START Exercise materials
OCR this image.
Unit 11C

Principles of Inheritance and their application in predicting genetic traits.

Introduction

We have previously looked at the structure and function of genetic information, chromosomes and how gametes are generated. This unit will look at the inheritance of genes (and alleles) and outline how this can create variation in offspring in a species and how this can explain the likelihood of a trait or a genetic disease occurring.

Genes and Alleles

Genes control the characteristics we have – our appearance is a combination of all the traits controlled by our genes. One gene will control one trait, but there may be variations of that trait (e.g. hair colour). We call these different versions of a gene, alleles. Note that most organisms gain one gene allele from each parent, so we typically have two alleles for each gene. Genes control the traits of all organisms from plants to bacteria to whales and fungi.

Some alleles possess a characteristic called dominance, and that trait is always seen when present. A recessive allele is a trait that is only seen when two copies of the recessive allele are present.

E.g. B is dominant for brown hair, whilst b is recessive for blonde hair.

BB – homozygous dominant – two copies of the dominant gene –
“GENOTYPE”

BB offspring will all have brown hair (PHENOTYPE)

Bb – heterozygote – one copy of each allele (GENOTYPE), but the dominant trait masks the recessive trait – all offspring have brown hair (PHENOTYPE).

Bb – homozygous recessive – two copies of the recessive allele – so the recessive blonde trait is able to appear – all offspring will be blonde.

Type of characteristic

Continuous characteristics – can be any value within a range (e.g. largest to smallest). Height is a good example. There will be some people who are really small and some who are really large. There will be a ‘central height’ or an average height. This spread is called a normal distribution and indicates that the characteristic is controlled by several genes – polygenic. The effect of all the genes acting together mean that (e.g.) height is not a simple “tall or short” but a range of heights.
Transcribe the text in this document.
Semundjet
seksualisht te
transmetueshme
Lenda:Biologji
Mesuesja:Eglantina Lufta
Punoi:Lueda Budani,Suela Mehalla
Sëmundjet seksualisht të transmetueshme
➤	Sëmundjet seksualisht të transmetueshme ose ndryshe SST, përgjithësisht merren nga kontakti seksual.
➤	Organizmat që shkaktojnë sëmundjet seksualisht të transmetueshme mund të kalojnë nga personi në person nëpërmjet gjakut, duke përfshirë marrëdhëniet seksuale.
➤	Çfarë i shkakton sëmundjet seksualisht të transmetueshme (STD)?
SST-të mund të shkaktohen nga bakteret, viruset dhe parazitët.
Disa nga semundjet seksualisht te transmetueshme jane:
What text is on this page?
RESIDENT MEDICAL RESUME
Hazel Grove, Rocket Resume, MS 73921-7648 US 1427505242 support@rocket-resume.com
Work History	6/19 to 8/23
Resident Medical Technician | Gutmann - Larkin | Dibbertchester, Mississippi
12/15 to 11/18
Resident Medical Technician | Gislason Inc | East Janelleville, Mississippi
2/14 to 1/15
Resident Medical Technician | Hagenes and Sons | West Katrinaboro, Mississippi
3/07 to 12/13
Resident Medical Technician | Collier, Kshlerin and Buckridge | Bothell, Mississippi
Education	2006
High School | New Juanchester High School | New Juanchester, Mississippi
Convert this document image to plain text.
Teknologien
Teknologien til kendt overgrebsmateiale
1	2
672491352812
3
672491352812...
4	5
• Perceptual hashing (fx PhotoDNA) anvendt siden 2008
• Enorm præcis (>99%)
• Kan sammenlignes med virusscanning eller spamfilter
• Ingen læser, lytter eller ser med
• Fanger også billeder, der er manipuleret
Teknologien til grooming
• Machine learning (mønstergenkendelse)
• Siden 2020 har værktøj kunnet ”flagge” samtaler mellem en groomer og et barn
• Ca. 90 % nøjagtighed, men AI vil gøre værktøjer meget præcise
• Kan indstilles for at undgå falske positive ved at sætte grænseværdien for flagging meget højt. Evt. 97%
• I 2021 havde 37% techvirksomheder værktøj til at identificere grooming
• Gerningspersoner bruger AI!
END Exercise materials
What you will do | In the listing above, find each line with the word "grooming" and copy it.

Result for this task |
Teknologien til grooming
• I 2021 havde 37% techvirksomheder værktøj til at identificere grooming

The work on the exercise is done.